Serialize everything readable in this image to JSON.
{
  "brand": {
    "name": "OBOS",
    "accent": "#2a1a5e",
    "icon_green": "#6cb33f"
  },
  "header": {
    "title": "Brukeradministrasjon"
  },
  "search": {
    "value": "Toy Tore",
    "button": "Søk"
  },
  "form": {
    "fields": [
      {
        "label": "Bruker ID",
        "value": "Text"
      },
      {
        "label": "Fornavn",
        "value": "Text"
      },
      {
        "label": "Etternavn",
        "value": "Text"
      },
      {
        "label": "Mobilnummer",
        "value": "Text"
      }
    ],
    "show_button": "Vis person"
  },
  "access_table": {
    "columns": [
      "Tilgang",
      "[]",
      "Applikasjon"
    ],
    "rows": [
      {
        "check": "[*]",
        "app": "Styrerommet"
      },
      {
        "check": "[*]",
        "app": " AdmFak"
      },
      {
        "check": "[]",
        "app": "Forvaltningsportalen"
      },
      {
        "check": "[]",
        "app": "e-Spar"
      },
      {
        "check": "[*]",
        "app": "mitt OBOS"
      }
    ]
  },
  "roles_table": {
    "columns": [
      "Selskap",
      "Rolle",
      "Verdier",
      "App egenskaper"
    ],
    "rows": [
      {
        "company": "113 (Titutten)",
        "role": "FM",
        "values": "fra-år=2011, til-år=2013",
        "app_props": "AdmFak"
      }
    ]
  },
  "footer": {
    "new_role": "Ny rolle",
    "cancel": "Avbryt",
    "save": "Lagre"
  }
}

————

#### What the task requires
Show the lines of the material that contain the word "label".

#### Correct answer
        "label": "Bruker ID",
        "label": "Fornavn",
        "label": "Etternavn",
        "label": "Mobilnummer",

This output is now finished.